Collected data
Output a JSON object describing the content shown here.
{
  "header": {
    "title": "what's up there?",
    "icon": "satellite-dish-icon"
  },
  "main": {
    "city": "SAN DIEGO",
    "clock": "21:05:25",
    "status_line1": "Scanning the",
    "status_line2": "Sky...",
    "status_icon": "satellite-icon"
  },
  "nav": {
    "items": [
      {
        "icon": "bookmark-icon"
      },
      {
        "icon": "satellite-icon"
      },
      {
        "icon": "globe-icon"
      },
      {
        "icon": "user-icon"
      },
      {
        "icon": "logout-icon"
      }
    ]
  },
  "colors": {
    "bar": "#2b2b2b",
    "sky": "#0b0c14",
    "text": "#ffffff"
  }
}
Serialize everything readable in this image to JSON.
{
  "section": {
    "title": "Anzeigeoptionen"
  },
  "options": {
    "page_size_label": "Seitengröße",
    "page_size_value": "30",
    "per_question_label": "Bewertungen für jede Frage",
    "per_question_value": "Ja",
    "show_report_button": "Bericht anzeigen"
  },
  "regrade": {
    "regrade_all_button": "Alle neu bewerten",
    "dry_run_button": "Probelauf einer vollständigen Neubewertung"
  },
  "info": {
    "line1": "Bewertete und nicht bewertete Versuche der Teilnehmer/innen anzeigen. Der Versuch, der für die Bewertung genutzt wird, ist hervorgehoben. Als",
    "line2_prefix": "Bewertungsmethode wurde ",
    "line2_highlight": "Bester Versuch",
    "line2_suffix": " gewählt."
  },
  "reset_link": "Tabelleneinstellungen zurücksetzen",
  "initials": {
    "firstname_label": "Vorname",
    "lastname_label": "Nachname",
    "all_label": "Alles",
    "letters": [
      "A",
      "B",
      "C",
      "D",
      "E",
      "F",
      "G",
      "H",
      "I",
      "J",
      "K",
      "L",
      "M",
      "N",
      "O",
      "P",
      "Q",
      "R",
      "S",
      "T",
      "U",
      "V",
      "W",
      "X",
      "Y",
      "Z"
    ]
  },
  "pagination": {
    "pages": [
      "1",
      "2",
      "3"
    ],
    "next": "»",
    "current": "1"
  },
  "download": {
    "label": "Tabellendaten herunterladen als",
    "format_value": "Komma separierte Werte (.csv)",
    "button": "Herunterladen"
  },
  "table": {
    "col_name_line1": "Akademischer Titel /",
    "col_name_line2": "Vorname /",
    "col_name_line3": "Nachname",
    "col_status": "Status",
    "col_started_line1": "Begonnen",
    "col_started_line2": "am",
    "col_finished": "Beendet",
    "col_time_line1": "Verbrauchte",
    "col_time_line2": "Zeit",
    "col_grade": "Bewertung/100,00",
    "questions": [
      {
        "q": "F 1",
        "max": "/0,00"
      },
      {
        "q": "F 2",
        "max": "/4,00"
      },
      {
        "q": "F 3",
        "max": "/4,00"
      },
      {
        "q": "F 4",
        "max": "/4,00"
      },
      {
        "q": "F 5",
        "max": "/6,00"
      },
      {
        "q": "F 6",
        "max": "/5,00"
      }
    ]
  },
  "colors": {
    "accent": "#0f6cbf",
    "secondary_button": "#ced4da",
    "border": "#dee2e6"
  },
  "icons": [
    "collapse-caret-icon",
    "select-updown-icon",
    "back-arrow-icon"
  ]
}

_OBJECTIVE_
Return each line of the data that contains the string "JSON".

_THE COMPLETED TASK_
Output a JSON object describing the content shown here.
Serialize everything readable in this image to JSON.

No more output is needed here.